**Description of the task:** Retype all of the data. Every line must match exactly.
## start Material for the task
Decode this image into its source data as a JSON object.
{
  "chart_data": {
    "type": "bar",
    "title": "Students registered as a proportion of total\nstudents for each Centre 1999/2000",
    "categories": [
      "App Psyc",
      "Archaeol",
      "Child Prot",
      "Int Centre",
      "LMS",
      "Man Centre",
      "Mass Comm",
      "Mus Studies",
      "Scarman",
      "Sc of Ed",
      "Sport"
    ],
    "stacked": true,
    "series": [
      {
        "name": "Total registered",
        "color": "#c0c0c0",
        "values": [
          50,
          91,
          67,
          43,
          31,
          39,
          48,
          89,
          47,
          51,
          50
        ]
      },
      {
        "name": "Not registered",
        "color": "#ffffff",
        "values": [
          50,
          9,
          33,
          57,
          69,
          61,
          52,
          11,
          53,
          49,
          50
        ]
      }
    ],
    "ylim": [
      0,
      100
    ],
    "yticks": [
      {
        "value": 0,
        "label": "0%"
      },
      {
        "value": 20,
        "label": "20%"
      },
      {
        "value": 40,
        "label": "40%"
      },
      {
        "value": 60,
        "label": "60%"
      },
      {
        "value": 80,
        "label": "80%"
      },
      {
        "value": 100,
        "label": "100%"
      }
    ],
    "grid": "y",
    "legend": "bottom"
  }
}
## end Material for the task
**The solution:**
Decode this image into its source data as a JSON object.
{
  "chart_data": {
    "type": "bar",
    "title": "Students registered as a proportion of total\nstudents for each Centre 1999/2000",
    "categories": [
      "App Psyc",
      "Archaeol",
      "Child Prot",
      "Int Centre",
      "LMS",
      "Man Centre",
      "Mass Comm",
      "Mus Studies",
      "Scarman",
      "Sc of Ed",
      "Sport"
    ],
    "stacked": true,
    "series": [
      {
        "name": "Total registered",
        "color": "#c0c0c0",
        "values": [
          50,
          91,
          67,
          43,
          31,
          39,
          48,
          89,
          47,
          51,
          50
        ]
      },
      {
        "name": "Not registered",
        "color": "#ffffff",
        "values": [
          50,
          9,
          33,
          57,
          69,
          61,
          52,
          11,
          53,
          49,
          50
        ]
      }
    ],
    "ylim": [
      0,
      100
    ],
    "yticks": [
      {
        "value": 0,
        "label": "0%"
      },
      {
        "value": 20,
        "label": "20%"
      },
      {
        "value": 40,
        "label": "40%"
      },
      {
        "value": 60,
        "label": "60%"
      },
      {
        "value": 80,
        "label": "80%"
      },
      {
        "value": 100,
        "label": "100%"
      }
    ],
    "grid": "y",
    "legend": "bottom"
  }
}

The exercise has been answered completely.